Rows from a dataset:
<<<<

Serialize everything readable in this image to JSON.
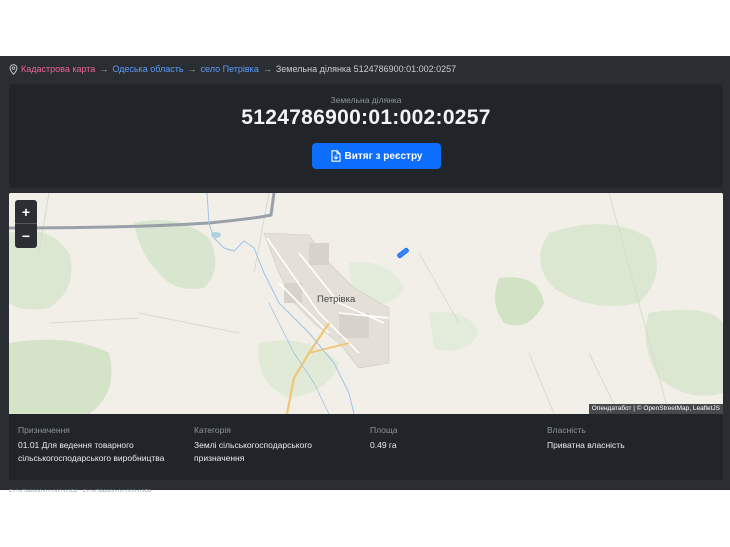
{
  "breadcrumb": {
    "items": [
      "Кадастрова карта",
      "Одеська область",
      "село Петрівка",
      "Земельна ділянка 5124786900:01:002:0257"
    ],
    "separator": "→"
  },
  "header": {
    "subtitle": "Земельна ділянка",
    "cadastral_number": "5124786900:01:002:0257",
    "extract_button": "Витяг з реєстру"
  },
  "map": {
    "zoom_in": "+",
    "zoom_out": "−",
    "place_label": "Петрівка",
    "attribution_prefix": "Опендатабот | © ",
    "attribution_links": "OpenStreetMap, LeafletJS",
    "parcel_color": "#0d6efd"
  },
  "details": {
    "purpose": {
      "label": "Призначення",
      "value": "01.01 Для ведення товарного сільськогосподарського виробництва"
    },
    "category": {
      "label": "Категорія",
      "value": "Землі сільськогосподарського призначення"
    },
    "area": {
      "label": "Площа",
      "value": "0.49 га"
    },
    "ownership": {
      "label": "Власність",
      "value": "Приватна власність"
    }
  },
  "neighbors": "5124786900:01:002:0256 · 5124786900:01:002:0258",
  "colors": {
    "accent": "#0d6efd",
    "breadcrumb_root": "#f06292",
    "breadcrumb_link": "#5b9bff",
    "panel": "#212529"
  }
}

>>>>

Count how many lines above include the word "ділянка" and answer with that figure only.

2